Provided data:
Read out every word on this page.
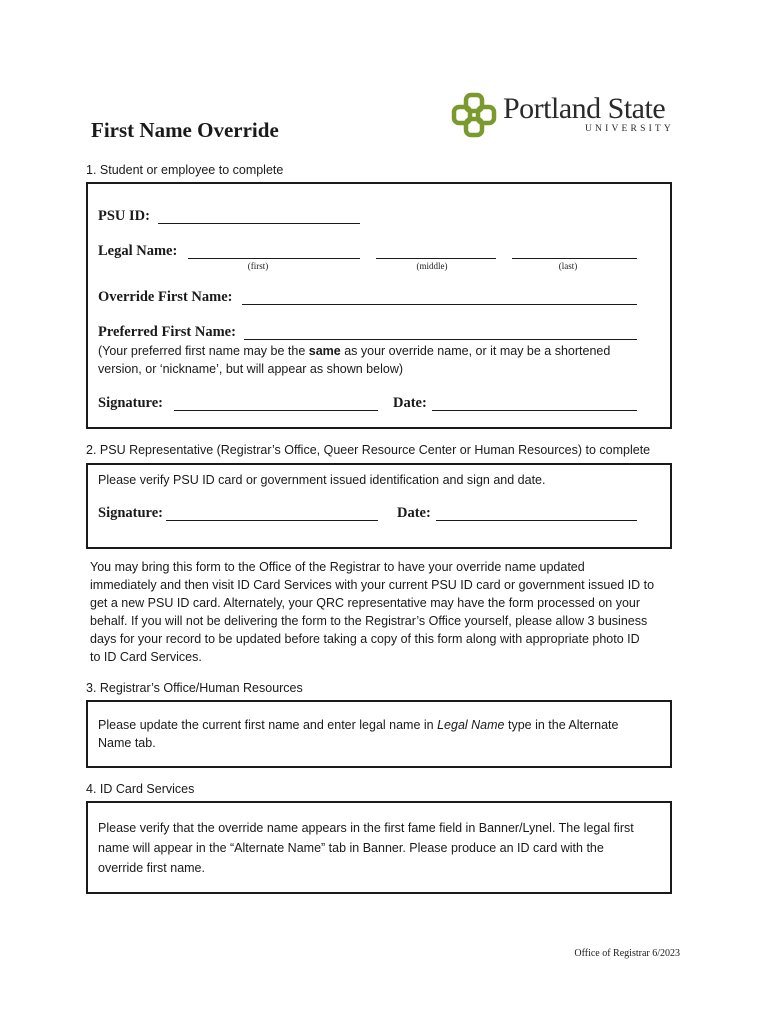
First Name Override
Portland State
UNIVERSITY
1. Student or employee to complete
PSU ID:
Legal Name:
(first)	(middle)	(last)
Override First Name:
Preferred First Name:
(Your preferred first name may be the same as your override name, or it may be a shortened
version, or ‘nickname’, but will appear as shown below)
Signature:	Date:
2. PSU Representative (Registrar’s Office, Queer Resource Center or Human Resources) to complete
Please verify PSU ID card or government issued identification and sign and date.
Signature:	Date:
You may bring this form to the Office of the Registrar to have your override name updated
immediately and then visit ID Card Services with your current PSU ID card or government issued ID to
get a new PSU ID card. Alternately, your QRC representative may have the form processed on your
behalf. If you will not be delivering the form to the Registrar’s Office yourself, please allow 3 business
days for your record to be updated before taking a copy of this form along with appropriate photo ID
to ID Card Services.
3. Registrar’s Office/Human Resources
Please update the current first name and enter legal name in Legal Name type in the Alternate
Name tab.
4. ID Card Services
Please verify that the override name appears in the first fame field in Banner/Lynel. The legal first
name will appear in the “Alternate Name” tab in Banner. Please produce an ID card with the
override first name.
Office of Registrar 6/2023
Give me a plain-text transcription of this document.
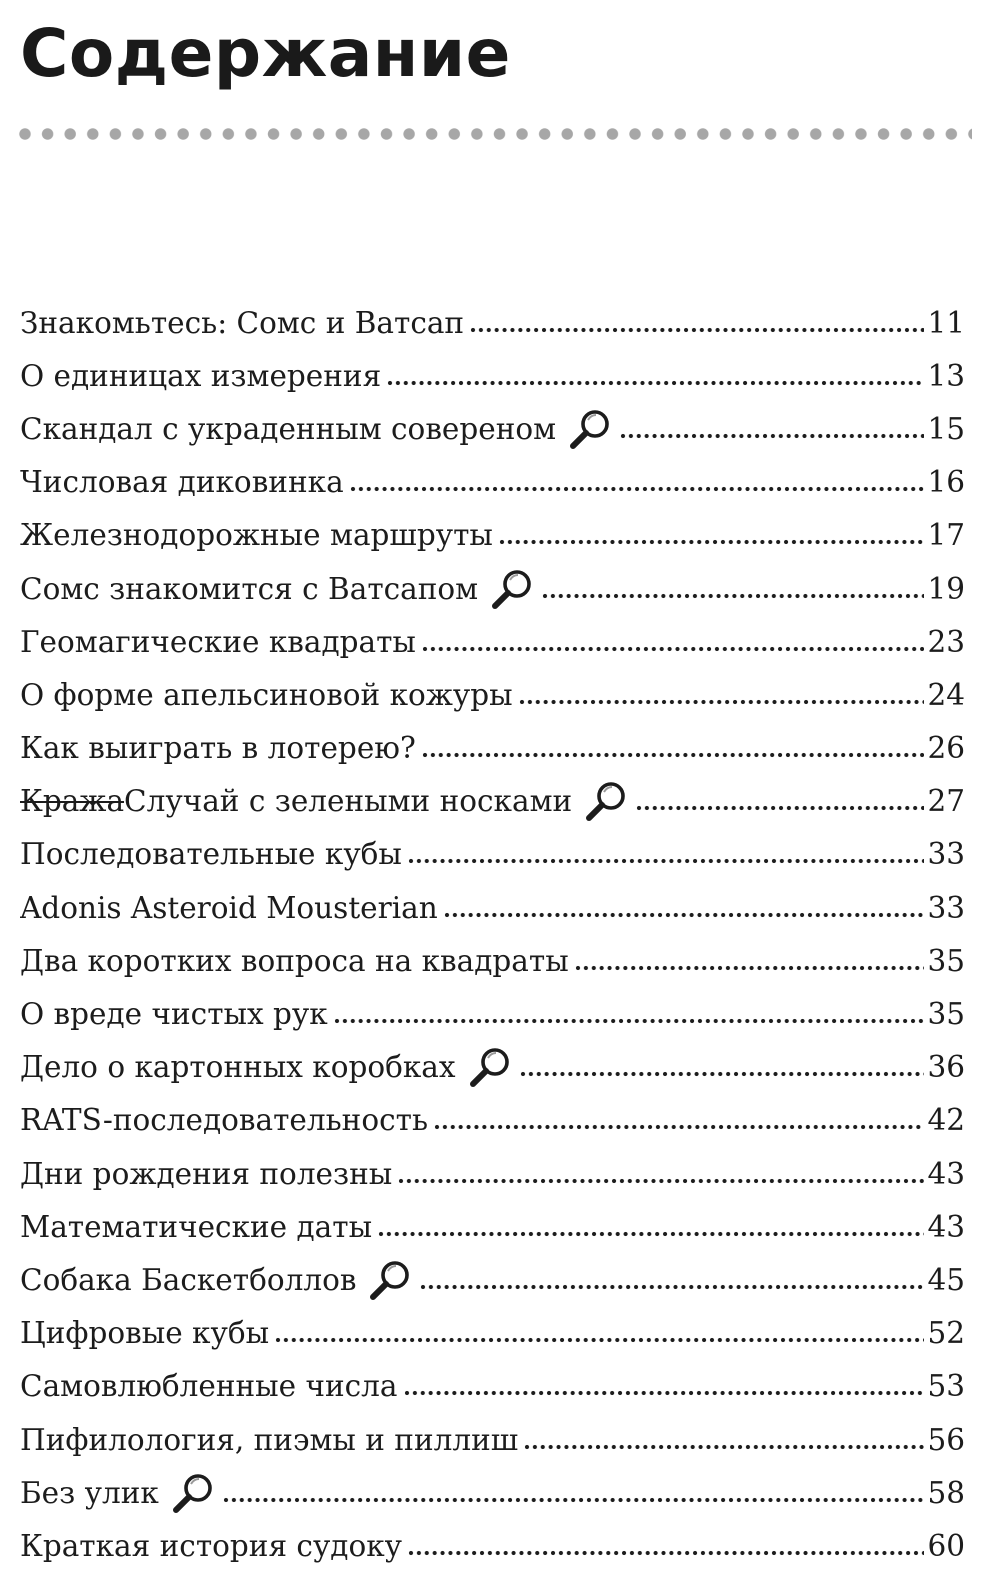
Содержание
Знакомьтесь: Сомс и Ватсап	11
О единицах измерения	13
Скандал с украденным совереном	15
Числовая диковинка	16
Железнодорожные маршруты	17
Сомс знакомится с Ватсапом	19
Геомагические квадраты	23
О форме апельсиновой кожуры	24
Как выиграть в лотерею?	26
Кража Случай с зелеными носками	27
Последовательные кубы	33
Adonis Asteroid Mousterian	33
Два коротких вопроса на квадраты	35
О вреде чистых рук	35
Дело о картонных коробках	36
RATS-последовательность	42
Дни рождения полезны	43
Математические даты	43
Собака Баскетболлов	45
Цифровые кубы	52
Самовлюбленные числа	53
Пифилология, пиэмы и пиллиш	56
Без улик	58
Краткая история судоку	60
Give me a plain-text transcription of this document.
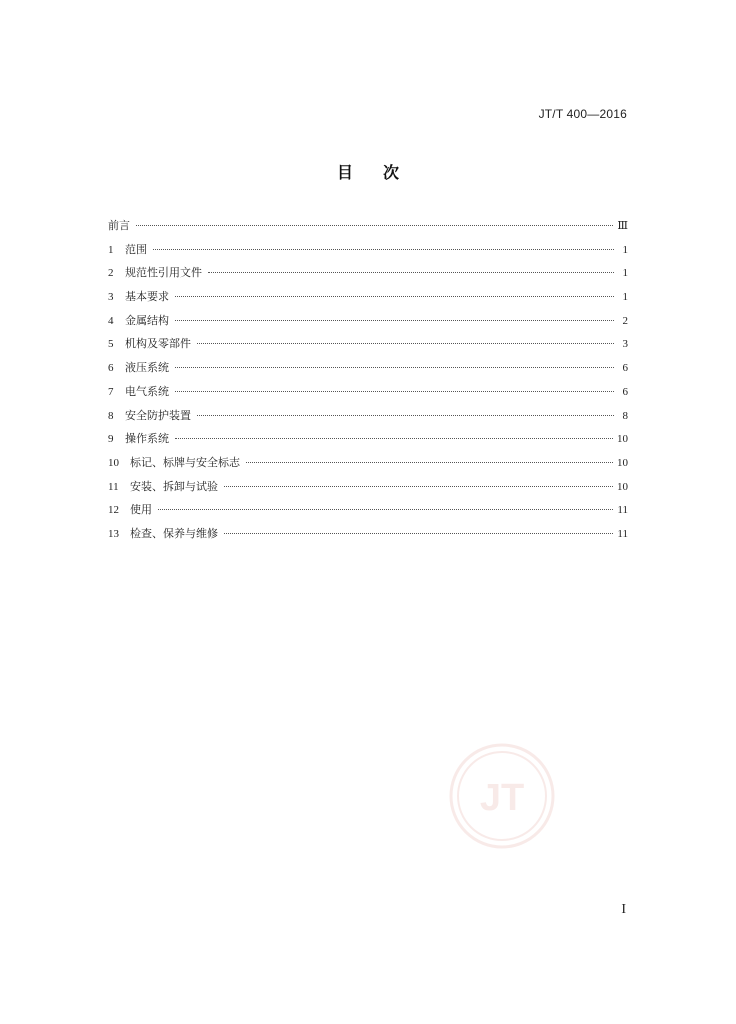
JT/T 400—2016
目 次
前言	Ⅲ
1	范围	1
2	规范性引用文件	1
3	基本要求	1
4	金属结构	2
5	机构及零部件	3
6	液压系统	6
7	电气系统	6
8	安全防护装置	8
9	操作系统	10
10	标记、标牌与安全标志	10
11	安装、拆卸与试验	10
12	使用	11
13	检查、保养与维修	11
JT
I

What is required: Repeat the entries exactly. Pictures are excluded from the copy.

Task result:
Read out every word on this page.
First Name Override
Portland State
UNIVERSITY
1. Student or employee to complete
PSU ID:
Legal Name:
(first)	(middle)	(last)
Override First Name:
Preferred First Name:
(Your preferred first name may be the same as your override name, or it may be a shortened
version, or ‘nickname’, but will appear as shown below)
Signature:	Date:
2. PSU Representative (Registrar’s Office, Queer Resource Center or Human Resources) to complete
Please verify PSU ID card or government issued identification and sign and date.
Signature:	Date:
You may bring this form to the Office of the Registrar to have your override name updated
immediately and then visit ID Card Services with your current PSU ID card or government issued ID to
get a new PSU ID card. Alternately, your QRC representative may have the form processed on your
behalf. If you will not be delivering the form to the Registrar’s Office yourself, please allow 3 business
days for your record to be updated before taking a copy of this form along with appropriate photo ID
to ID Card Services.
3. Registrar’s Office/Human Resources
Please update the current first name and enter legal name in Legal Name type in the Alternate
Name tab.
4. ID Card Services
Please verify that the override name appears in the first fame field in Banner/Lynel. The legal first
name will appear in the “Alternate Name” tab in Banner. Please produce an ID card with the
override first name.
Office of Registrar 6/2023
Give me a plain-text transcription of this document.
Содержание
Знакомьтесь: Сомс и Ватсап	11
О единицах измерения	13
Скандал с украденным совереном	15
Числовая диковинка	16
Железнодорожные маршруты	17
Сомс знакомится с Ватсапом	19
Геомагические квадраты	23
О форме апельсиновой кожуры	24
Как выиграть в лотерею?	26
Кража Случай с зелеными носками	27
Последовательные кубы	33
Adonis Asteroid Mousterian	33
Два коротких вопроса на квадраты	35
О вреде чистых рук	35
Дело о картонных коробках	36
RATS-последовательность	42
Дни рождения полезны	43
Математические даты	43
Собака Баскетболлов	45
Цифровые кубы	52
Самовлюбленные числа	53
Пифилология, пиэмы и пиллиш	56
Без улик	58
Краткая история судоку	60
Give me a plain-text transcription of this document.
JT/T 400—2016
目 次
前言	Ⅲ
1	范围	1
2	规范性引用文件	1
3	基本要求	1
4	金属结构	2
5	机构及零部件	3
6	液压系统	6
7	电气系统	6
8	安全防护装置	8
9	操作系统	10
10	标记、标牌与安全标志	10
11	安装、拆卸与试验	10
12	使用	11
13	检查、保养与维修	11
JT
I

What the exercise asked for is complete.